Source data:
:::
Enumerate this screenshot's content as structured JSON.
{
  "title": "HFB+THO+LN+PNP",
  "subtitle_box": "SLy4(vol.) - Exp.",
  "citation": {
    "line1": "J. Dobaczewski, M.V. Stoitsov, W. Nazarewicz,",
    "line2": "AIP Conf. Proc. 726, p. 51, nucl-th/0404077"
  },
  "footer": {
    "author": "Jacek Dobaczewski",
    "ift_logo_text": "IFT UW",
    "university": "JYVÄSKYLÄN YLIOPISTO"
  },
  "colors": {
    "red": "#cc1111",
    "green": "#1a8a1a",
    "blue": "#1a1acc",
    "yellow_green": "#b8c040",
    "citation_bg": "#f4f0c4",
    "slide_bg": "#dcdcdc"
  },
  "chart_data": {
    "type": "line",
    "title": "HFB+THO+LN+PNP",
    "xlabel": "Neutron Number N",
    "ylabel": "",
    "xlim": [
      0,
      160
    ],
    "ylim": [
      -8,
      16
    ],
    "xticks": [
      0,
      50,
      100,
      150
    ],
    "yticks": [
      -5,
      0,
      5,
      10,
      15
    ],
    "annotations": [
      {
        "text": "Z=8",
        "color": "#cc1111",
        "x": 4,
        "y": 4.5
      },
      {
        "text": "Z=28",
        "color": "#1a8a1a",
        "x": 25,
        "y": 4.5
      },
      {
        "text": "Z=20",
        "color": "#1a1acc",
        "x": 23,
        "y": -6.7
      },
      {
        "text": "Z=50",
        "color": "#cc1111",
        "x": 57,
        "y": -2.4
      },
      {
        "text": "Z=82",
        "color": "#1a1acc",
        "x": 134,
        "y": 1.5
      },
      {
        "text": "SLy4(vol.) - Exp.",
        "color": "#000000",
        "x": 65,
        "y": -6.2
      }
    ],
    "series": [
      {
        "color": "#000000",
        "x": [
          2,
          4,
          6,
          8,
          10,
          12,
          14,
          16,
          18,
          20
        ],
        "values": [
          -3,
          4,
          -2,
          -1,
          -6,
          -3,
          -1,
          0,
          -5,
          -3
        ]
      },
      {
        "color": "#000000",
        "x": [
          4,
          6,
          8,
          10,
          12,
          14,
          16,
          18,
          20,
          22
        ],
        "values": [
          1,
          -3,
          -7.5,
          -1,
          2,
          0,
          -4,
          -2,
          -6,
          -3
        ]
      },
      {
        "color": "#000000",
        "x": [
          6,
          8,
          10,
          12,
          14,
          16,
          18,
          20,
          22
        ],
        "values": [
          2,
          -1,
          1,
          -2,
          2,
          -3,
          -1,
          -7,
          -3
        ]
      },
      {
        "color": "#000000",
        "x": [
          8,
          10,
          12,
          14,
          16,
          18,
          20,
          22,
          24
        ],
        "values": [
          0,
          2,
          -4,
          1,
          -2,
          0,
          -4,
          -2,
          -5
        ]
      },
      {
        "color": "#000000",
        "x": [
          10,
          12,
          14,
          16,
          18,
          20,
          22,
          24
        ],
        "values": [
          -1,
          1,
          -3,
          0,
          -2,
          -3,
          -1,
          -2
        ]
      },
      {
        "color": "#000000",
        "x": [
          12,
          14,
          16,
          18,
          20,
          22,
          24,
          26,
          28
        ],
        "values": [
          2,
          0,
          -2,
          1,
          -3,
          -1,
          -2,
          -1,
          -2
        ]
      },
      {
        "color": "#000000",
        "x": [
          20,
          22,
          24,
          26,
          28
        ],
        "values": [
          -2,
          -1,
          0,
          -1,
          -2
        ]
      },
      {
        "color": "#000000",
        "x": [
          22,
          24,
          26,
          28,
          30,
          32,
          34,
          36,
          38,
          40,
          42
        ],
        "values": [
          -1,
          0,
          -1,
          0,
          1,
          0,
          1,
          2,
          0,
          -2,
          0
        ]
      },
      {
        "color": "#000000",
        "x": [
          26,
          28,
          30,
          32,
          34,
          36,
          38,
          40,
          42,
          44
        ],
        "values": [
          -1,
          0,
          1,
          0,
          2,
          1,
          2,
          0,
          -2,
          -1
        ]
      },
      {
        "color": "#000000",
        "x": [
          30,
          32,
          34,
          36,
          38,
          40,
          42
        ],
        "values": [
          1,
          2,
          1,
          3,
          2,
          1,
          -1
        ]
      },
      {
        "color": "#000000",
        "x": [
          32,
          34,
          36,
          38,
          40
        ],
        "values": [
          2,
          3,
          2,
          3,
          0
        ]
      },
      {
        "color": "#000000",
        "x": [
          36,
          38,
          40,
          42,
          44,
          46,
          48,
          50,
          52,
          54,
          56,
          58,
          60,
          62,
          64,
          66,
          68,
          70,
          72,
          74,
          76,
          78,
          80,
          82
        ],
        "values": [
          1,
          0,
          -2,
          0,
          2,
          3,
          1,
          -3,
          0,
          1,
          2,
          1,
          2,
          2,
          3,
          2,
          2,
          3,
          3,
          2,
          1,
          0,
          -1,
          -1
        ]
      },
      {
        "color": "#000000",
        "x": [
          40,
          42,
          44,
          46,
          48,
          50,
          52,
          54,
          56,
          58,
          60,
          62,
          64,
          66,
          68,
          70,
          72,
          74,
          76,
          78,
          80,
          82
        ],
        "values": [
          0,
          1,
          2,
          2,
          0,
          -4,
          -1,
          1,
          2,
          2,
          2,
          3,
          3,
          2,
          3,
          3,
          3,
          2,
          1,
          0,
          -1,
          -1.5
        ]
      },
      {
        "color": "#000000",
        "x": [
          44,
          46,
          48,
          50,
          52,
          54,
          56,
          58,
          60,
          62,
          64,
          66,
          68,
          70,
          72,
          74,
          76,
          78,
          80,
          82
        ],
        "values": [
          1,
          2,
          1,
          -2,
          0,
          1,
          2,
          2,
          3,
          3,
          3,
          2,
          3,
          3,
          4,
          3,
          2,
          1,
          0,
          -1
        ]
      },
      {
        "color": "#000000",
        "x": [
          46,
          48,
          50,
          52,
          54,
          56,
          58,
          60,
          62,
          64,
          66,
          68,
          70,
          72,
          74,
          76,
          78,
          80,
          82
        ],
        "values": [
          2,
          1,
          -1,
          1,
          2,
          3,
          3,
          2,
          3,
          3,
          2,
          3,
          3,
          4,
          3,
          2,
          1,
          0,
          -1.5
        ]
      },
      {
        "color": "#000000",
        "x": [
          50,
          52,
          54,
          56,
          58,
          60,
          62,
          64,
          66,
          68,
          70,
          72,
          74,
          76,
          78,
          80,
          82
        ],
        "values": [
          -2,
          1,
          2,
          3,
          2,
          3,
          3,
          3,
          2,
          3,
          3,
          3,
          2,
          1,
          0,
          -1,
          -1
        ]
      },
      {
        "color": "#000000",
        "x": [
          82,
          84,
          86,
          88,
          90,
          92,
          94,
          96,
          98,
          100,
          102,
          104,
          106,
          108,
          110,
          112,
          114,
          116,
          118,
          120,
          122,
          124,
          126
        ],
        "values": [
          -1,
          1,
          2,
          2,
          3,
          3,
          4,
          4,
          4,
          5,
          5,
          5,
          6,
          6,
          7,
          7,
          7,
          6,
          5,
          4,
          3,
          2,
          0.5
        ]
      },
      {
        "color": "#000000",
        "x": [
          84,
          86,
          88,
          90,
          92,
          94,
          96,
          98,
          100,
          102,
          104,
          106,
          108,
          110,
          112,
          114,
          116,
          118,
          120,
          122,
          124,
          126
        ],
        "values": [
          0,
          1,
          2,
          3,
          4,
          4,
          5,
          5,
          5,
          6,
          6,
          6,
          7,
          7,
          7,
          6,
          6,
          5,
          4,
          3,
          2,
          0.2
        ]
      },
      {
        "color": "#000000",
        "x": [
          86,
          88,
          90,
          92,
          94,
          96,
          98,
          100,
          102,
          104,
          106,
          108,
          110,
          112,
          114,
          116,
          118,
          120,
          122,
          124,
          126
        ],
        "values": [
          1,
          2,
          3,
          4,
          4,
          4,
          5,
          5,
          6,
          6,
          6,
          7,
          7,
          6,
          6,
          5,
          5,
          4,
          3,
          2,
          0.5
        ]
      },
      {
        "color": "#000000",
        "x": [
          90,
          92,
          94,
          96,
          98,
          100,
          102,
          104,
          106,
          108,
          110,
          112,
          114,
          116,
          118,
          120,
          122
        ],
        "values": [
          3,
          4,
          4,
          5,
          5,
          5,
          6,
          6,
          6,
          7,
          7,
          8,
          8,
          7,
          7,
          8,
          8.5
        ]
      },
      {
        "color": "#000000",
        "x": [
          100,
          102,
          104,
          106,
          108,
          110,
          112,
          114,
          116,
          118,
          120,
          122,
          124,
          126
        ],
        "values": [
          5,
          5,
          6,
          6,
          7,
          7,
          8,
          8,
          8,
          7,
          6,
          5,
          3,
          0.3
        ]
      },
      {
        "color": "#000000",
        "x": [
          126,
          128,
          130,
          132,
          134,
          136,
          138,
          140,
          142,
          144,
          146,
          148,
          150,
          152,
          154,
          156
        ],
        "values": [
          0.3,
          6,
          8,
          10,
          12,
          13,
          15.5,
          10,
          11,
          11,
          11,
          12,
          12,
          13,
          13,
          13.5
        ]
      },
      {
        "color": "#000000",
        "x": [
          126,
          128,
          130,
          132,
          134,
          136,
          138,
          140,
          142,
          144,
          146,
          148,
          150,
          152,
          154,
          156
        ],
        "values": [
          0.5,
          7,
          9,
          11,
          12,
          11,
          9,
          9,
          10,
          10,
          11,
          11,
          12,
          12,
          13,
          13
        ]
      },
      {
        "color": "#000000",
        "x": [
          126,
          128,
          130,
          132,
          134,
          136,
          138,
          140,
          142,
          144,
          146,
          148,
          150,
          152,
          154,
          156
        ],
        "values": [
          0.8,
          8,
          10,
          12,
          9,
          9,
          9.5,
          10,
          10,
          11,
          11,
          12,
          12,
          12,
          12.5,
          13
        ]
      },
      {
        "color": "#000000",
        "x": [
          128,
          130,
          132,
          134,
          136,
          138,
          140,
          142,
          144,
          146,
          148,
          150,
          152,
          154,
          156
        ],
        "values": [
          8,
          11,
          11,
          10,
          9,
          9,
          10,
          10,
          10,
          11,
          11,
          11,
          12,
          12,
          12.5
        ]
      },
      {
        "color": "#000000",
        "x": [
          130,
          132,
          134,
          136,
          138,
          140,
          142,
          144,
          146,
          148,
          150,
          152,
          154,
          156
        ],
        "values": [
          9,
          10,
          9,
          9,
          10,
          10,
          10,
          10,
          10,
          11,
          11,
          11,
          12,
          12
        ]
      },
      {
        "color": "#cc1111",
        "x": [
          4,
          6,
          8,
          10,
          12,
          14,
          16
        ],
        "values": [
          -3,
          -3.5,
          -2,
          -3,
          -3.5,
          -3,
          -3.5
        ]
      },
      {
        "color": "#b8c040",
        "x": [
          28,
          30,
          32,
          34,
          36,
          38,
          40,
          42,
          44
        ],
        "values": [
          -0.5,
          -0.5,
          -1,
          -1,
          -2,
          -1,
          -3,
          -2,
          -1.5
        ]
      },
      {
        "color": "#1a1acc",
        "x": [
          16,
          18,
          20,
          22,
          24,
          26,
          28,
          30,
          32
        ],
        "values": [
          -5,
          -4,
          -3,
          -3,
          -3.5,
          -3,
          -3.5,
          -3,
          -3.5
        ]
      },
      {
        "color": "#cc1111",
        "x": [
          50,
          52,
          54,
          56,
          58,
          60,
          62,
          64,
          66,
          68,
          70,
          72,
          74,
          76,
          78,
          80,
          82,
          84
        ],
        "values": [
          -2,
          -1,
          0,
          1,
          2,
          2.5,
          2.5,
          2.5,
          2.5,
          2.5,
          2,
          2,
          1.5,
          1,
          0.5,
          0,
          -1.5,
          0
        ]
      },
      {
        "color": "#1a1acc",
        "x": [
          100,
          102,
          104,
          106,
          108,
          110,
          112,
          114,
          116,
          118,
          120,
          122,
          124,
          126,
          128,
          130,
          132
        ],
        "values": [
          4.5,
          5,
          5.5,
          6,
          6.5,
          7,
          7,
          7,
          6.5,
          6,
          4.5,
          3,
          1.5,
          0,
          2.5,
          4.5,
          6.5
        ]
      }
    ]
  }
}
:::
* **What is being asked**:
Of the lines in the material, how many include "Dobaczewski"? Respond with the number alone.

* **Answer to this exercise**:
2